• _JOB_
Scan the records for the string "values"; copy each line where it occurs.

• _SOURCE RECORDS_

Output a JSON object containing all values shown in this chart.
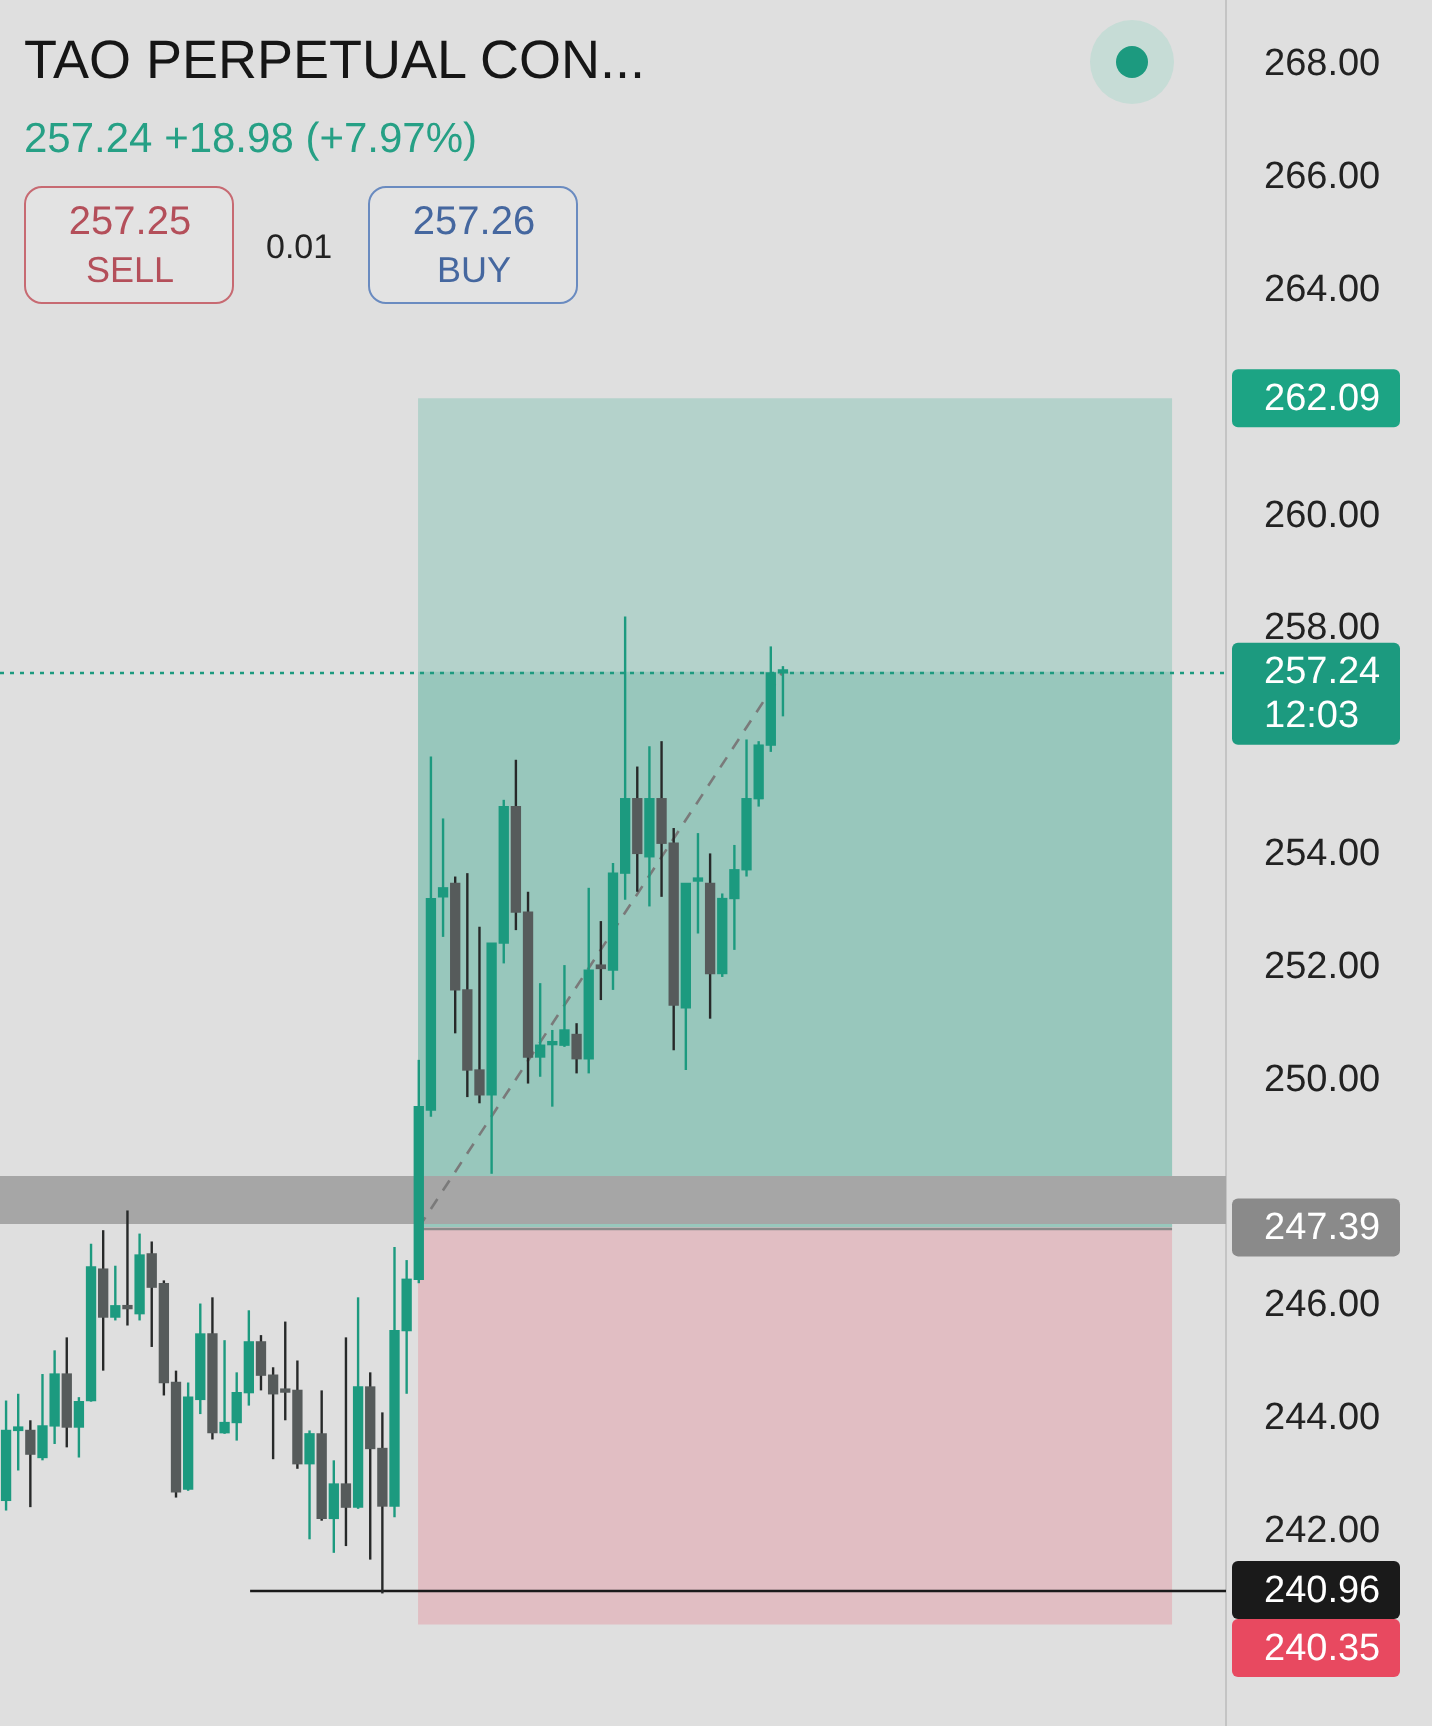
{
  "chart_data": {
    "type": "candlestick",
    "title": "TAO PERPETUAL CON...",
    "subtitle": "257.24 +18.98 (+7.97%)",
    "annotations": [
      "257.25",
      "SELL",
      "0.01",
      "257.26",
      "BUY"
    ],
    "categories": [
      null,
      null,
      null,
      null,
      null,
      null,
      null,
      null,
      null,
      null,
      null,
      null,
      null,
      null,
      null,
      null,
      null,
      null,
      null,
      null,
      null,
      null,
      null,
      null,
      null,
      null,
      null,
      null,
      null,
      null,
      null,
      null,
      null,
      null,
      null,
      null,
      null,
      null,
      null,
      null,
      null,
      null,
      null,
      null,
      null,
      null,
      null,
      null,
      null,
      null,
      null,
      null,
      null,
      null,
      null,
      null,
      null,
      null,
      null,
      null,
      null,
      null,
      null,
      null,
      null,
      null,
      null,
      null,
      null,
      null,
      null,
      null,
      null,
      null,
      null,
      null,
      null,
      null,
      null,
      null,
      null,
      null,
      null,
      null,
      null,
      null,
      null,
      null,
      null,
      null,
      null,
      null,
      null,
      null,
      null,
      null,
      null,
      null,
      null,
      null,
      null
    ],
    "ohlc": [
      [
        242.55,
        244.32,
        242.37,
        243.79
      ],
      [
        243.79,
        244.44,
        243.08,
        243.85
      ],
      [
        243.79,
        243.97,
        242.43,
        243.37
      ],
      [
        243.31,
        244.79,
        243.26,
        243.87
      ],
      [
        243.87,
        245.21,
        243.55,
        244.79
      ],
      [
        244.79,
        245.44,
        243.49,
        243.85
      ],
      [
        243.85,
        244.38,
        243.31,
        244.3
      ],
      [
        244.32,
        247.1,
        244.3,
        246.69
      ],
      [
        246.65,
        247.34,
        244.85,
        245.8
      ],
      [
        245.8,
        246.71,
        245.74,
        246.0
      ],
      [
        246.0,
        247.69,
        245.65,
        245.95
      ],
      [
        245.86,
        247.28,
        245.74,
        246.9
      ],
      [
        246.92,
        247.14,
        245.27,
        246.33
      ],
      [
        246.39,
        246.45,
        244.41,
        244.64
      ],
      [
        244.64,
        244.85,
        242.6,
        242.7
      ],
      [
        242.75,
        244.64,
        242.72,
        244.38
      ],
      [
        244.34,
        246.04,
        244.08,
        245.5
      ],
      [
        245.5,
        246.15,
        243.63,
        243.75
      ],
      [
        243.75,
        245.39,
        243.73,
        243.93
      ],
      [
        243.93,
        244.82,
        243.61,
        244.46
      ],
      [
        244.46,
        245.92,
        244.23,
        245.36
      ],
      [
        245.36,
        245.48,
        244.5,
        244.77
      ],
      [
        244.77,
        244.91,
        243.28,
        244.44
      ],
      [
        244.52,
        245.72,
        243.97,
        244.47
      ],
      [
        244.5,
        245.03,
        243.11,
        243.2
      ],
      [
        243.2,
        243.79,
        241.86,
        243.73
      ],
      [
        243.73,
        244.5,
        242.19,
        242.23
      ],
      [
        242.23,
        243.26,
        241.62,
        242.84
      ],
      [
        242.84,
        245.44,
        241.74,
        242.43
      ],
      [
        242.43,
        246.15,
        242.4,
        244.56
      ],
      [
        244.56,
        244.82,
        241.5,
        243.47
      ],
      [
        243.47,
        244.11,
        240.9,
        242.45
      ],
      [
        242.45,
        247.04,
        242.25,
        245.56
      ],
      [
        245.56,
        246.81,
        244.44,
        246.47
      ],
      [
        246.47,
        250.36,
        246.4,
        249.53
      ],
      [
        249.47,
        255.74,
        249.35,
        253.22
      ],
      [
        253.25,
        254.64,
        252.54,
        253.41
      ],
      [
        253.49,
        253.61,
        250.83,
        251.6
      ],
      [
        251.6,
        253.67,
        249.7,
        250.18
      ],
      [
        250.18,
        252.72,
        249.59,
        249.74
      ],
      [
        249.74,
        252.43,
        248.34,
        252.43
      ],
      [
        252.43,
        254.97,
        252.07,
        254.85
      ],
      [
        254.85,
        255.68,
        252.66,
        252.98
      ],
      [
        252.98,
        253.34,
        249.94,
        250.41
      ],
      [
        250.41,
        251.72,
        250.06,
        250.62
      ],
      [
        250.63,
        250.89,
        249.53,
        250.67
      ],
      [
        250.62,
        252.04,
        250.59,
        250.89
      ],
      [
        250.81,
        251.01,
        250.12,
        250.38
      ],
      [
        250.38,
        253.41,
        250.12,
        251.95
      ],
      [
        252.04,
        252.82,
        251.42,
        251.98
      ],
      [
        251.95,
        253.85,
        251.6,
        253.67
      ],
      [
        253.67,
        258.22,
        253.2,
        254.99
      ],
      [
        254.99,
        255.56,
        253.34,
        254.02
      ],
      [
        253.96,
        255.92,
        253.08,
        254.99
      ],
      [
        254.99,
        256.01,
        253.25,
        254.2
      ],
      [
        254.2,
        254.47,
        250.53,
        251.33
      ],
      [
        251.28,
        253.49,
        250.18,
        253.49
      ],
      [
        253.53,
        254.38,
        252.6,
        253.57
      ],
      [
        253.49,
        254.02,
        251.09,
        251.89
      ],
      [
        251.89,
        253.31,
        251.83,
        253.22
      ],
      [
        253.22,
        254.17,
        252.31,
        253.73
      ],
      [
        253.73,
        256.04,
        253.61,
        254.99
      ],
      [
        254.99,
        256.01,
        254.85,
        255.94
      ],
      [
        255.94,
        257.69,
        255.82,
        257.22
      ],
      [
        257.22,
        257.34,
        256.45,
        257.24
      ],
      null,
      null,
      null,
      null,
      null,
      null,
      null,
      null,
      null,
      null,
      null,
      null,
      null,
      null,
      null,
      null,
      null,
      null,
      null,
      null,
      null,
      null,
      null,
      null,
      null,
      null,
      null,
      null,
      null,
      null,
      null,
      null,
      null,
      null,
      null,
      null
    ],
    "colors": [
      "#1c9a7f",
      "#1c9a7f",
      "#565b5b",
      "#1c9a7f",
      "#1c9a7f",
      "#565b5b",
      "#1c9a7f",
      "#1c9a7f",
      "#565b5b",
      "#1c9a7f",
      "#565b5b",
      "#1c9a7f",
      "#565b5b",
      "#565b5b",
      "#565b5b",
      "#1c9a7f",
      "#1c9a7f",
      "#565b5b",
      "#1c9a7f",
      "#1c9a7f",
      "#1c9a7f",
      "#565b5b",
      "#565b5b",
      "#565b5b",
      "#565b5b",
      "#1c9a7f",
      "#565b5b",
      "#1c9a7f",
      "#565b5b",
      "#1c9a7f",
      "#565b5b",
      "#565b5b",
      "#1c9a7f",
      "#1c9a7f",
      "#1c9a7f",
      "#1c9a7f",
      "#1c9a7f",
      "#565b5b",
      "#565b5b",
      "#565b5b",
      "#1c9a7f",
      "#1c9a7f",
      "#565b5b",
      "#565b5b",
      "#1c9a7f",
      "#1c9a7f",
      "#1c9a7f",
      "#565b5b",
      "#1c9a7f",
      "#565b5b",
      "#1c9a7f",
      "#1c9a7f",
      "#565b5b",
      "#1c9a7f",
      "#565b5b",
      "#565b5b",
      "#1c9a7f",
      "#1c9a7f",
      "#565b5b",
      "#1c9a7f",
      "#1c9a7f",
      "#1c9a7f",
      "#1c9a7f",
      "#1c9a7f",
      "#1c9a7f",
      null,
      null,
      null,
      null,
      null,
      null,
      null,
      null,
      null,
      null,
      null,
      null,
      null,
      null,
      null,
      null,
      null,
      null,
      null,
      null,
      null,
      null,
      null,
      null,
      null,
      null,
      null,
      null,
      null,
      null,
      null,
      null,
      null,
      null,
      null,
      null
    ],
    "series": [
      {
        "type": "line",
        "color": "#7a7a7a",
        "line_style": "dashed",
        "values": [
          null,
          null,
          null,
          null,
          null,
          null,
          null,
          null,
          null,
          null,
          null,
          null,
          null,
          null,
          null,
          null,
          null,
          null,
          null,
          null,
          null,
          null,
          null,
          null,
          null,
          null,
          null,
          null,
          null,
          null,
          null,
          null,
          null,
          null,
          247.39,
          null,
          null,
          null,
          null,
          null,
          null,
          null,
          null,
          null,
          null,
          null,
          null,
          null,
          null,
          null,
          null,
          null,
          null,
          null,
          null,
          null,
          null,
          null,
          null,
          null,
          null,
          null,
          null,
          null,
          257.24,
          null,
          null,
          null,
          null,
          null,
          null,
          null,
          null,
          null,
          null,
          null,
          null,
          null,
          null,
          null,
          null,
          null,
          null,
          null,
          null,
          null,
          null,
          null,
          null,
          null,
          null,
          null,
          null,
          null,
          null,
          null,
          null,
          null,
          null,
          null,
          null
        ]
      }
    ],
    "ylim": [
      238.55,
      269.15
    ],
    "yticks": [
      {
        "value": 242,
        "label": "242.00"
      },
      {
        "value": 244,
        "label": "244.00"
      },
      {
        "value": 246,
        "label": "246.00"
      },
      {
        "value": 250,
        "label": "250.00"
      },
      {
        "value": 252,
        "label": "252.00"
      },
      {
        "value": 254,
        "label": "254.00"
      },
      {
        "value": 258,
        "label": "258.00"
      },
      {
        "value": 260,
        "label": "260.00"
      },
      {
        "value": 264,
        "label": "264.00"
      },
      {
        "value": 266,
        "label": "266.00"
      },
      {
        "value": 268,
        "label": "268.00"
      }
    ],
    "tick_labels": "y",
    "bands": [
      {
        "axis": "y",
        "from": 247.39,
        "to": 262.09,
        "label": "262.09",
        "color": "#b4d2cb"
      },
      {
        "axis": "y",
        "from": 247.39,
        "to": 257.24,
        "color": "#98c7bc"
      },
      {
        "axis": "y",
        "from": 247.39,
        "to": 240.35,
        "label": "240.35",
        "color": "#e1bec3"
      },
      {
        "axis": "y",
        "from": 247.45,
        "to": 248.3,
        "color": "#a6a6a6"
      }
    ],
    "ref_lines": [
      {
        "axis": "y",
        "value": 257.24,
        "label": "257.24\n12:03",
        "color": "#1c9a7f",
        "line_style": "dotted"
      },
      {
        "axis": "y",
        "value": 247.39,
        "label": "247.39",
        "color": "#8a8a8a",
        "line_style": "solid"
      },
      {
        "axis": "y",
        "value": 240.96,
        "label": "240.96",
        "color": "#1a1a1a",
        "line_style": "solid"
      }
    ]
  }
}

• _EXERCISE SOLUTION_
Output a JSON object containing all values shown in this chart.
        "values": [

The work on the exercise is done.